WHAT THE EXERCISE ASKS -
State the number of lines in the material below that have "context" in them, without any other text.

+ + +

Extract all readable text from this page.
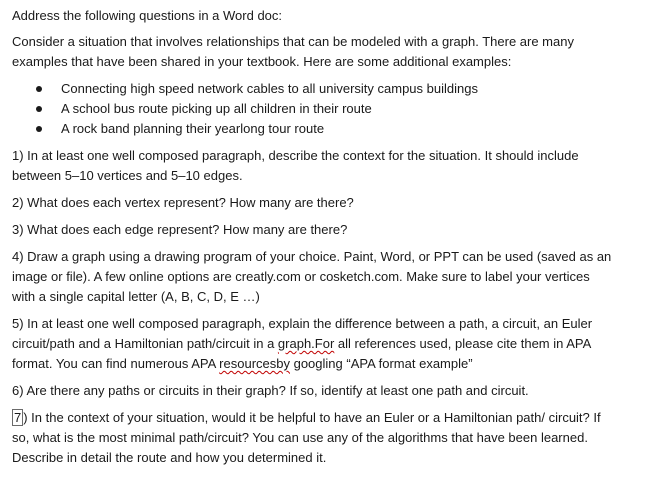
Address the following questions in a Word doc:
Consider a situation that involves relationships that can be modeled with a graph. There are many
examples that have been shared in your textbook. Here are some additional examples:
Connecting high speed network cables to all university campus buildings
A school bus route picking up all children in their route
A rock band planning their yearlong tour route
1) In at least one well composed paragraph, describe the context for the situation. It should include
between 5–10 vertices and 5–10 edges.
2) What does each vertex represent? How many are there?
3) What does each edge represent? How many are there?
4) Draw a graph using a drawing program of your choice. Paint, Word, or PPT can be used (saved as an
image or file). A few online options are creatly.com or cosketch.com. Make sure to label your vertices
with a single capital letter (A, B, C, D, E …)
5) In at least one well composed paragraph, explain the difference between a path, a circuit, an Euler
circuit/path and a Hamiltonian path/circuit in a graph.For all references used, please cite them in APA
format. You can find numerous APA resourcesby googling “APA format example”
6) Are there any paths or circuits in their graph? If so, identify at least one path and circuit.
7 ) In the context of your situation, would it be helpful to have an Euler or a Hamiltonian path/ circuit? If
so, what is the most minimal path/circuit? You can use any of the algorithms that have been learned.
Describe in detail the route and how you determined it.
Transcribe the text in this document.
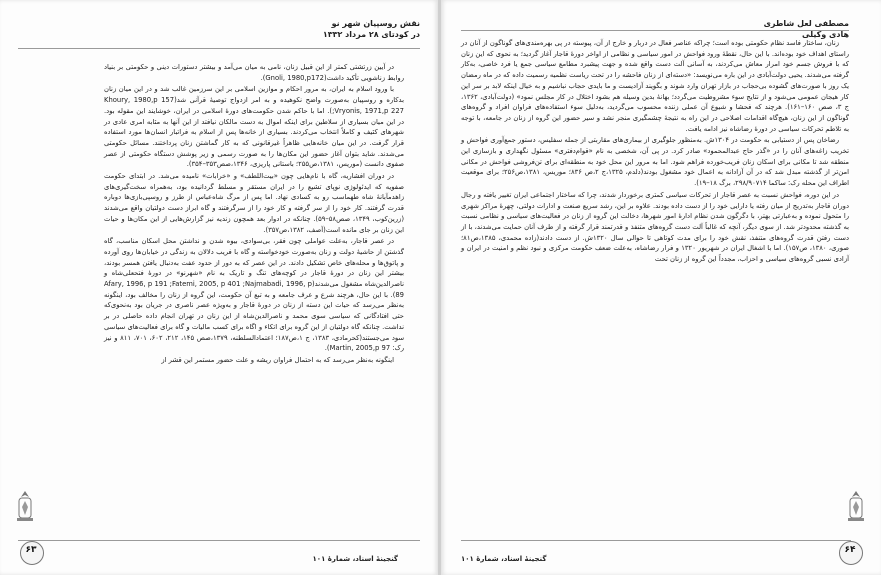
نقش روسپیان شهر نو
در کودتای ۲۸ مرداد ۱۳۳۲

در آیین زرتشتی کمتر از این قبیل زنان، نامی به میان می‌آمد و بیشتر دستورات دینی و حکومتی بر بنیاد روابط زناشویی تأکید داشت(Gnoli, 1980,p172).

با ورود اسلام به ایران، به مرور احکام و موازین اسلامی بر این سرزمین غالب شد و در این میان زنان بدکاره و روسپیان به‌صورت واضح نکوهیده و به امر ازدواج توصیهٔ قرآنی شد(Khoury, 1980,p 157 ;Vryonis, 1971,p 227). اما با حاکم شدن حکومت‌های دورهٔ اسلامی در ایران، خوشایند این مقوله بود. در این میان بسیاری از سلاطین برای اینکه اموال به دست مالکان نیافتد از این آنها به مثابه امری عادی در شهرهای کثیف و کاملاً انتخاب می‌کردند. بسیاری از خانه‌ها پس از اسلام به فراتبار انسان‌ها مورد استفاده قرار گرفت. در این میان خانه‌هایی ظاهراً غیرقانونی که به کار گماشتن زنان پرداختند. مسائل حکومتی می‌شدند. شاید بتوان آغاز حضور این مکان‌ها را به صورت رسمی و زیر پوشش دستگاه حکومتی از عصر صفوی دانست (موریس، ۱۳۸۱،ص۲۵۵؛ باستانی پاریزی، ۱۳۴۶،صص۳۵۳–۳۵۴).

در دوران افشاریه، گاه با نام‌هایی چون «بیت‌اللطف» و «خرابات» نامیده می‌شد. در ابتدای حکومت صفویه که ایدئولوژی نوپای تشیع را در ایران مستقر و مسلط گردانیده بود، به‌همراه سخت‌گیری‌های زاهدمآبانهٔ شاه طهماسب رو به کسادی نهاد. اما پس از مرگ شاه‌عباس از طرز و روسپی‌بازی‌ها دوباره قدرت گرفتند. کار خود را از سر گرفته و کار خود را از سرگرفتند و گاه ابراز دست دولتیان واقع می‌شدند (زرین‌کوب، ۱۳۴۹، صص۵۸–۵۹). چنانکه در ادوار بعد همچون زندیه نیز گزارش‌هایی از این مکان‌ها و حیات این زنان بر جای مانده است(آصف، ۱۳۸۲،ص۳۵۷).

در عصر قاجار، به‌علت عواملی چون فقر، بی‌سوادی، بیوه شدن و نداشتن محل اسکان مناسب، گاه گذشتن از حاشیهٔ دولت و زنان به‌صورت خودخواسته و گاه با فریب دلالان به زندگی در خیابان‌ها روی آورده و پاتوق‌ها و محله‌های خاص تشکیل دادند. در این عصر که به دور از حدود عفت به‌دنبال یافتن همسر بودند، بیشتر این زنان در دورهٔ قاجار در کوچه‌های تنگ و تاریک به نام «شهرنو» در دورهٔ فتحعلی‌شاه و ناصرالدین‌شاه مشغول می‌شدند(Afary, 1996, p 191 ;Fatemi, 2005, p 401 ;Najmabadi, 1996, p 89). با این حال، هرچند شرع و عرف جامعه و به تبع آن حکومت، این گروه از زنان را مخالف بود، اینگونه به‌نظر می‌رسد که حیات این دسته از زنان در دورهٔ قاجار و به‌ویژه عصر ناصری در جریان بود به‌نحوی‌که حتی افتادگانی که سیاسی سوی محمد و ناصرالدین‌شاه از این زنان در تهران انجام داده حاصلی در بر نداشت. چنانکه گاه دولتیان از این گروه برای اتکاء و اگاه برای کسب مالیات و گاه برای فعالیت‌های سیاسی سود می‌جستند(کحرمادی، ۱۳۸۳، ج ۱،ص۱۸۷؛ اعتمادالسلطنه، ۱۳۷۹،صص ۱۴۵، ۲۱۲، ۶۰۲، ۷۰۱، ۸۱۱ و نیز رک: Martin, 2005,p 97).

اینگونه به‌نظر می‌رسد که به احتمال فراوان ریشه و علت حضور مستمر این قشر از

گنجینهٔ اسناد، شمارهٔ ۱۰۱
۶۳
مصطفی لعل شاطری
هادی وکیلی

زنان، ساختار فاسد نظام حکومتی بوده است؛ چراکه عناصر فعال در دربار و خارج از آن، پیوسته در پی بهره‌مندی‌های گوناگون از آنان در راستای اهداف خود بوده‌اند. با این حال، نقطهٔ ورود فواحش در امور سیاسی و نظامی از اواخر دورهٔ قاجار آغاز گردید؛ به نحوی که این زنان که با فروش جسم خود امرار معاش می‌کردند، به آسانی آلت دست واقع شده و جهت پیشبرد مطامع سیاسی جمع یا فرد خاصی، به‌کار گرفته می‌شدند. یحیی دولت‌آبادی در این باره می‌نویسد: «دسته‌ای از زنان فاحشه را در تحت ریاست نظمیه رسمیت داده که در ماه رمضان یک روز با صورت‌های گشوده بی‌حجاب در بازار تهران وارد شوند و بگویند آزادیست و ما بایدی حجاب نباشیم و به خیال اینکه لابد بر سر این کار هیجان عمومی می‌شود و از نتایج سوء مشروطیت می‌گردد؛ بهانهٔ بدین وسیله هم بشود اختلال در کار مجلس نمود» (دولت‌آبادی، ۱۳۶۲، ج ۳، صص ۱۶۰–۱۶۱). هرچند که فحشا و شیوع آن عملی زننده محسوب می‌گردید، به‌دلیل سوء استفاده‌های فراوان افراد و گروه‌های گوناگون از این زنان، هیچ‌گاه اقدامات اصلاحی در این راه به نتیجهٔ چشمگیری منجر نشد و سیر حضور این گروه از زنان در جامعه، با توجه به تلاطم تحرکات سیاسی در دورهٔ رضاشاه نیز ادامه یافت.

رضاخان پس از دستیابی به حکومت در ۱۳۰۴ش. به‌منظور جلوگیری از بیماری‌های مقاربتی از جمله سفلیس، دستور جمع‌آوری فواحش و تخریب زاغه‌های آنان را در «گذر حاج عبدالمحمود» صادر کرد. در پی آن، شخصی به نام «قوام‌دفتری» مسئول نگهداری و بازسازی این منطقه شد تا مکانی برای اسکان زنان فریب‌خورده فراهم شود. اما به مرور این محل خود به منطقه‌ای برای تن‌فروشی فواحش در مکانی امن‌تر از گذشته مبدل شد که در آن آزادانه به اعمال خود مشغول بودند(دلدم، ۱۳۲۵،ج ۲،ص ۸۳۶؛ موریس، ۱۳۸۱،ص۲۵۶؛ برای موقعیت اطراف این محله رک: ساکما ۲۹۸/۹۰۷۱۴، برگ ۱۸–۱۹).

در این دوره، فواحش نسبت به عصر قاجار از تحرکات سیاسی کمتری برخوردار شدند، چرا که ساختار اجتماعی ایران تغییر یافته و رجال دوران قاجار به‌تدریج از میان رفته یا دارایی خود را از دست داده بودند. علاوه بر این، رشد سریع صنعت و ادارات دولتی، چهرهٔ مراکز شهری را متحول نموده و به‌عبارتی بهتر، با دگرگون شدن نظام ادارهٔ امور شهرها، دخالت این گروه از زنان در فعالیت‌های سیاسی و نظامی نسبت به گذشته محدودتر شد. از سوی دیگر، آنچه که غالباً آلت دست گروه‌های متنفذ و قدرتمند قرار گرفته و از طرف آنان حمایت می‌شدند، با از دست رفتن قدرت گروه‌های متنفذ، نقش خود را برای مدت کوتاهی تا حوالی سال ۱۳۲۰ش. از دست دادند(زاده محمدی، ۱۳۸۵،ص۸۱؛ صوری، ۱۳۸۰، ص۱۵۷). اما با اشغال ایران در شهریور ۱۳۲۰ و فرار رضاشاه، به‌علت ضعف حکومت مرکزی و نبود نظم و امنیت در ایران و آزادی نسبی گروه‌های سیاسی و احزاب، مجدداً این گروه از زنان تحت

گنجینهٔ اسناد، شمارهٔ ۱۰۱
۶۴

+ + +

THE REPLY -
2